— BEGIN Supplied entries —

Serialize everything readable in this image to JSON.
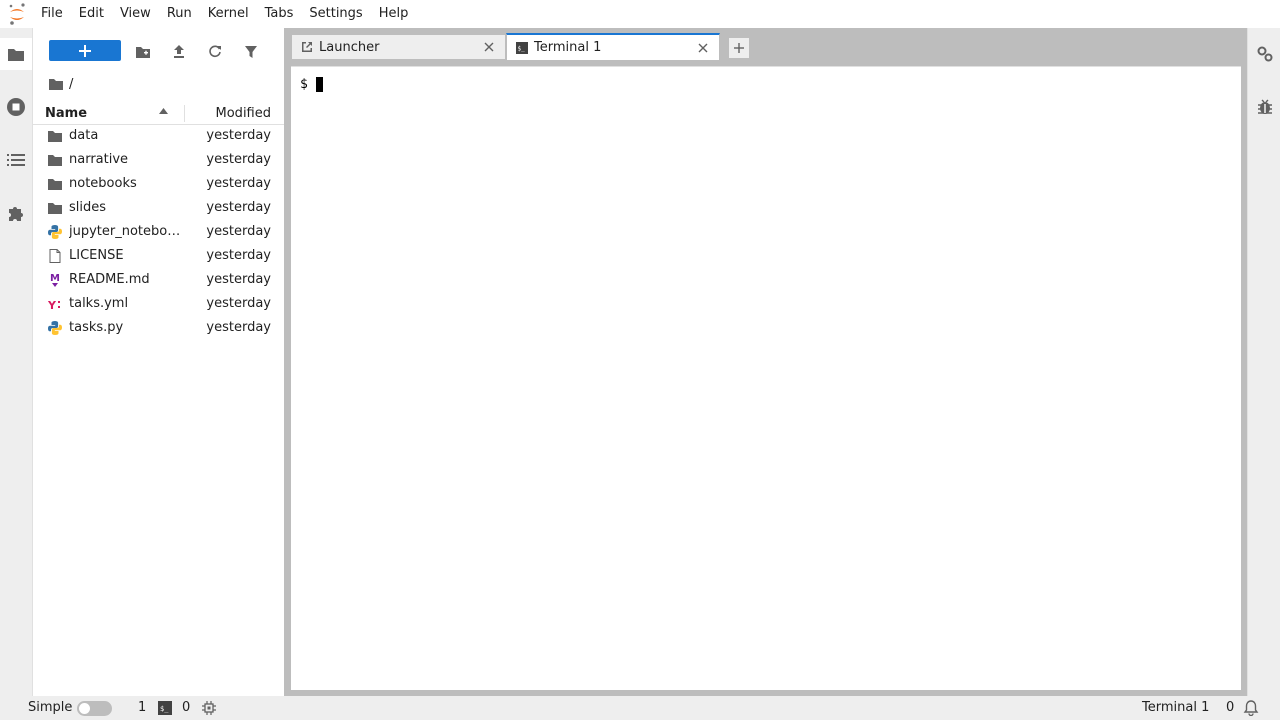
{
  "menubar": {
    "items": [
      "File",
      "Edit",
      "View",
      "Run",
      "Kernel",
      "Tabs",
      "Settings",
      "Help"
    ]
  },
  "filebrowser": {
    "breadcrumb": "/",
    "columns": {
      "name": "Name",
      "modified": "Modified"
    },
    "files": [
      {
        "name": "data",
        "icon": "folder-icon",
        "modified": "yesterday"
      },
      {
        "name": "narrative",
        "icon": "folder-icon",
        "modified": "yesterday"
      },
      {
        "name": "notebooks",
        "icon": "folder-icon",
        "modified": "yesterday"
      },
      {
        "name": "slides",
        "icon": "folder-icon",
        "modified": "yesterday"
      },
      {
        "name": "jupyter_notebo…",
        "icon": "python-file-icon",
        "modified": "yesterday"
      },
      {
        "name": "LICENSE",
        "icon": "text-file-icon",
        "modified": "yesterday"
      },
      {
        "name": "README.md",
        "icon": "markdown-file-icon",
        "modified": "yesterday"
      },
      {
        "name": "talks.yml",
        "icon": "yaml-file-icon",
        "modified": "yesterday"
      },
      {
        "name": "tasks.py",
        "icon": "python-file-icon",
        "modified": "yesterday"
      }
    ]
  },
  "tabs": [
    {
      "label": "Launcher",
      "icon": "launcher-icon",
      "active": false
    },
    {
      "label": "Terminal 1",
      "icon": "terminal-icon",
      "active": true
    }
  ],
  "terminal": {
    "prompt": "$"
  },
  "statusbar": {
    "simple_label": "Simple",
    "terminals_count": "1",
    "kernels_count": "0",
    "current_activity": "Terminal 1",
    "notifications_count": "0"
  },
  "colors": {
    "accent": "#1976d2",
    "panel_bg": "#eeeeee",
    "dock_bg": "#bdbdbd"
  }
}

— END Supplied entries —
— BEGIN Supplied entries —

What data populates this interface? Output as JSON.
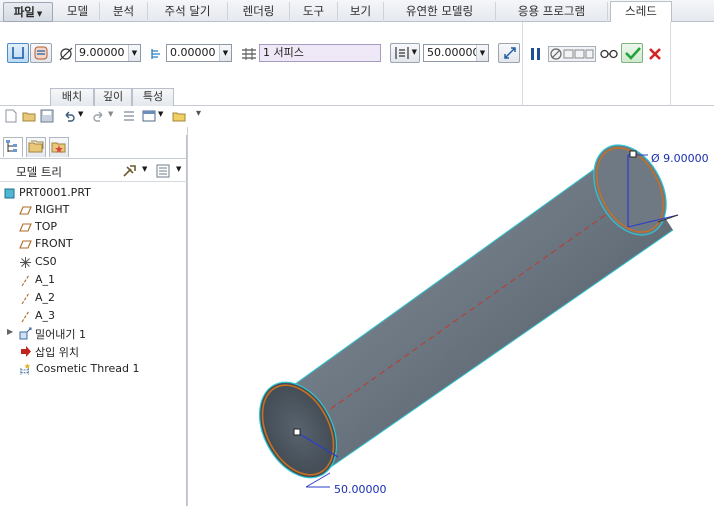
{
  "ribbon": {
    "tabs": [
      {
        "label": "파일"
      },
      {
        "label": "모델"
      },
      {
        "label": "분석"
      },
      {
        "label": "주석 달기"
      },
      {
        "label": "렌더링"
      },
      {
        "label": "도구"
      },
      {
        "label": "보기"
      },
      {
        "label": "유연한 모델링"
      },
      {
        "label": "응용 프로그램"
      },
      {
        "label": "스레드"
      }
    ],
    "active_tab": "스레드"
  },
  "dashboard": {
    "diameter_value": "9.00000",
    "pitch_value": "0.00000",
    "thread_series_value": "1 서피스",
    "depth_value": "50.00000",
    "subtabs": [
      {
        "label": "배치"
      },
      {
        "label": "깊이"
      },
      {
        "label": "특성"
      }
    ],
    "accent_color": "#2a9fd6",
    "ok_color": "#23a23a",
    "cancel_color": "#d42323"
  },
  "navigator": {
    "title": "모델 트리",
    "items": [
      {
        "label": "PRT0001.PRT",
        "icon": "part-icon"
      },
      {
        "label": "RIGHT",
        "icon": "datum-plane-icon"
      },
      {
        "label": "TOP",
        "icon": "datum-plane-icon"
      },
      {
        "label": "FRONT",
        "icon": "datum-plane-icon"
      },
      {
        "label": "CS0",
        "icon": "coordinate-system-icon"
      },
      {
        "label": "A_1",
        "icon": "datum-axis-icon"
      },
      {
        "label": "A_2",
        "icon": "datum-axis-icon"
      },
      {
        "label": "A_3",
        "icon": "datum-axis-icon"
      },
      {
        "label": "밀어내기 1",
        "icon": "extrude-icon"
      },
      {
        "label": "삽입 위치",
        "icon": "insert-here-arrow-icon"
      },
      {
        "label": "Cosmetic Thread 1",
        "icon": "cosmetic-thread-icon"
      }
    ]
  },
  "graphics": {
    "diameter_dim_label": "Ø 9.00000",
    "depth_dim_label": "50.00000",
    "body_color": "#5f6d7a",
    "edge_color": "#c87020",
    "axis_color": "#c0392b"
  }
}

— END Supplied entries —
— BEGIN Supplied entries —

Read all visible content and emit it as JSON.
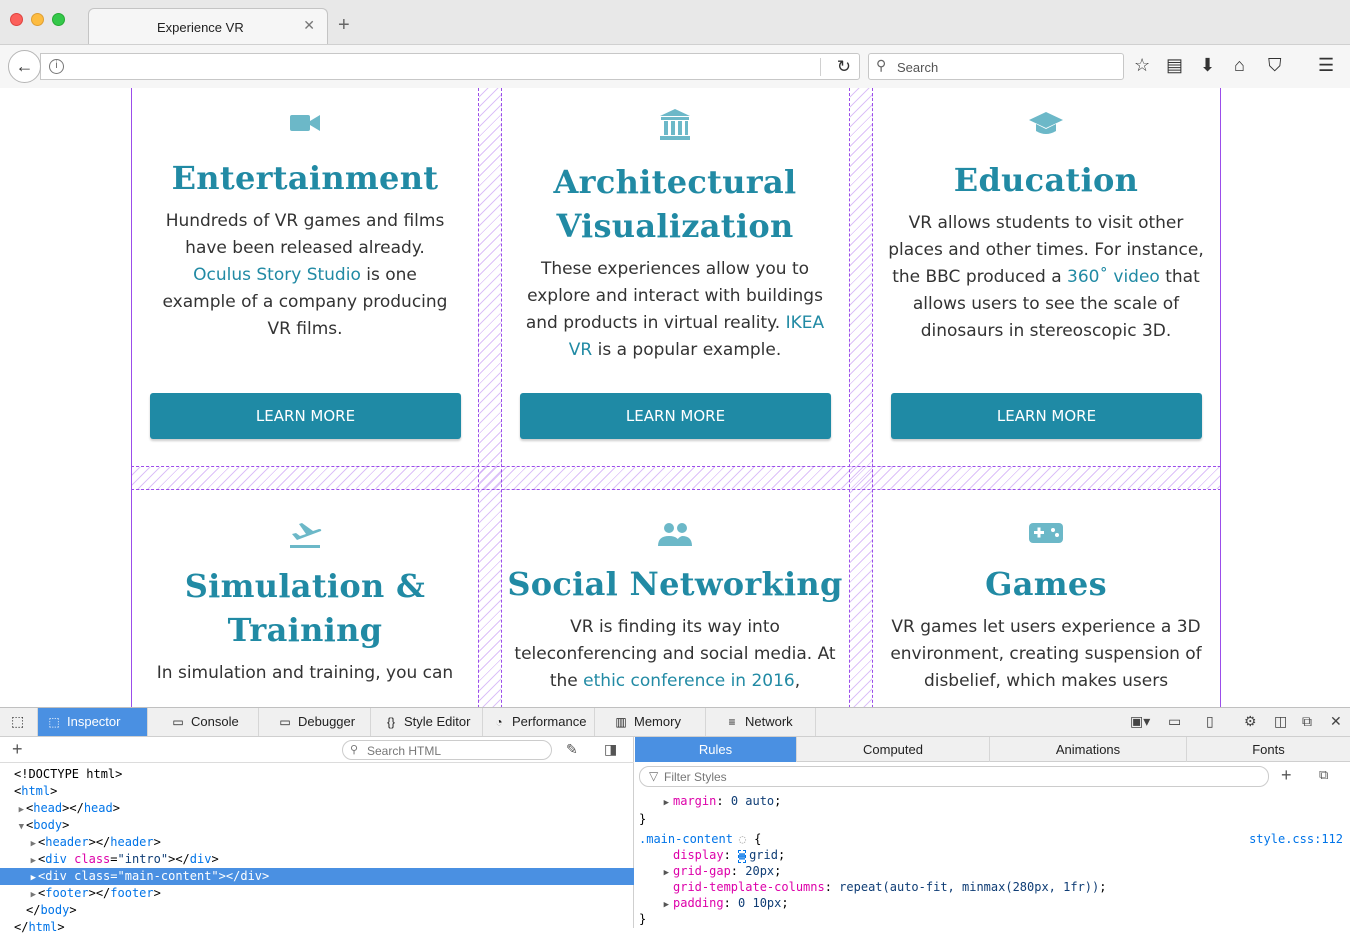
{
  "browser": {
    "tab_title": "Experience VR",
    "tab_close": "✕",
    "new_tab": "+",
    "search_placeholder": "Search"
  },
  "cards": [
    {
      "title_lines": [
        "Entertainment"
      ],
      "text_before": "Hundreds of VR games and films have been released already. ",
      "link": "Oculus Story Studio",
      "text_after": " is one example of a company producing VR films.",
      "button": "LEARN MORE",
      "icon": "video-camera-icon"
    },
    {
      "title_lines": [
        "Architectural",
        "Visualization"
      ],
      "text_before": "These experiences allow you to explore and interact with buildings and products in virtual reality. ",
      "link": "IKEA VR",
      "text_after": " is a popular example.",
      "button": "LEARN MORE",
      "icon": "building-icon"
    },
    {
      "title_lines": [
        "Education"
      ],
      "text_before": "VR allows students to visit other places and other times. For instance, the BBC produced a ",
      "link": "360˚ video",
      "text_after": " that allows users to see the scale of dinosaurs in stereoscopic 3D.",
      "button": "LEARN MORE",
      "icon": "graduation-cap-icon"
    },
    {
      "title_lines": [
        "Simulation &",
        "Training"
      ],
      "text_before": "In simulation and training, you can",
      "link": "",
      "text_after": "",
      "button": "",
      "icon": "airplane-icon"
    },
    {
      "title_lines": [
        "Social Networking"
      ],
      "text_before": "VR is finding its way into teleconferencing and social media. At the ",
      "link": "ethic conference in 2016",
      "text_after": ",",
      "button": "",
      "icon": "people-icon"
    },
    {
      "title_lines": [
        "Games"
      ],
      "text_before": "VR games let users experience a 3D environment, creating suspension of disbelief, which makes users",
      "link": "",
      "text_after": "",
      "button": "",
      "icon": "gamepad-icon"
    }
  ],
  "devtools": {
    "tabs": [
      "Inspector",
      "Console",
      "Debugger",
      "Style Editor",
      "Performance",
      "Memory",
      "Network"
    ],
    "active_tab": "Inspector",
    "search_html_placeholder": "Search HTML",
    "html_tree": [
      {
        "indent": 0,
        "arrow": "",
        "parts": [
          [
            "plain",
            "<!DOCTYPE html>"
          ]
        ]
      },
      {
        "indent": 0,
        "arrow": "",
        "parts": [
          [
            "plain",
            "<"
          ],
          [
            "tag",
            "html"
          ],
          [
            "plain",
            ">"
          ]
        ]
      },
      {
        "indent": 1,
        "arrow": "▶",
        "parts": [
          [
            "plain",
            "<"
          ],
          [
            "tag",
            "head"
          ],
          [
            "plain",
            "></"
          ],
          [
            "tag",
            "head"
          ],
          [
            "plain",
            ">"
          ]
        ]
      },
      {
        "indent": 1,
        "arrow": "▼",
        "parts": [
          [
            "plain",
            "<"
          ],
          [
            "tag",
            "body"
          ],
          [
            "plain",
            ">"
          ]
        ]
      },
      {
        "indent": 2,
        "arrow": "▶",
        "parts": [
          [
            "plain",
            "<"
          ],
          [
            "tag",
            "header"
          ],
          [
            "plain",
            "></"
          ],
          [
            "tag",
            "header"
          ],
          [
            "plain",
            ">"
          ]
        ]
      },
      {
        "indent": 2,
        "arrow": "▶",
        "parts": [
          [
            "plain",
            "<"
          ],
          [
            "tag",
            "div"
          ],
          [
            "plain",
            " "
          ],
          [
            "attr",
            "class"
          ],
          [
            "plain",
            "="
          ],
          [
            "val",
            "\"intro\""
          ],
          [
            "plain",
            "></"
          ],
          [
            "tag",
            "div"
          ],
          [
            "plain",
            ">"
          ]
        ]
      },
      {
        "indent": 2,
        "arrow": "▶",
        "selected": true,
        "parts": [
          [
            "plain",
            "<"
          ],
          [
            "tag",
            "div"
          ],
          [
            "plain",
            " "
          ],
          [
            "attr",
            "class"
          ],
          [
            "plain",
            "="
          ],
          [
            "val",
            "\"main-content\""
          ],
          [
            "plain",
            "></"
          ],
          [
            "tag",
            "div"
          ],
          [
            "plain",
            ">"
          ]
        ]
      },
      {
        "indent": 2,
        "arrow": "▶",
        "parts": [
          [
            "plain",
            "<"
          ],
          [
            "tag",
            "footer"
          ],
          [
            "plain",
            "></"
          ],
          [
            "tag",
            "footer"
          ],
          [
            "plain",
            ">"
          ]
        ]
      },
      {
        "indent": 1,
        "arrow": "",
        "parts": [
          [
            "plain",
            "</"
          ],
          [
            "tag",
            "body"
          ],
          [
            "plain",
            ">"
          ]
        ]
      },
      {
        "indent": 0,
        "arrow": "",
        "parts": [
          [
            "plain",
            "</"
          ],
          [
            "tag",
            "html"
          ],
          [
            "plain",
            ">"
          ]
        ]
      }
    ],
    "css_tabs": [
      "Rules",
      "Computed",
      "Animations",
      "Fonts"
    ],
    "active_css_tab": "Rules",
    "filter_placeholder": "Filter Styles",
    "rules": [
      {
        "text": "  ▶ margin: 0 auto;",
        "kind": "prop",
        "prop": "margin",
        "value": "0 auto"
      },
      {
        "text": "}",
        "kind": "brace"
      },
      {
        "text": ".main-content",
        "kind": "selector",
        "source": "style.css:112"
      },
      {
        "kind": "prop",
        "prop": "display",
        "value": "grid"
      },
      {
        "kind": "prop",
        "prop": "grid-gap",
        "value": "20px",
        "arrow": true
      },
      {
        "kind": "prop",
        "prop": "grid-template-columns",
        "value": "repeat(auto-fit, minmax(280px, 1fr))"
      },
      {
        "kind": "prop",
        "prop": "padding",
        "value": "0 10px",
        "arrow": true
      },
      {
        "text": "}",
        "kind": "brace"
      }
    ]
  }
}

— END Supplied entries —

Problem description: Copy every line of the listing containing the string "true".

Task answer:
      "active": true
        "selected": true,
        "arrow": true
        "arrow": true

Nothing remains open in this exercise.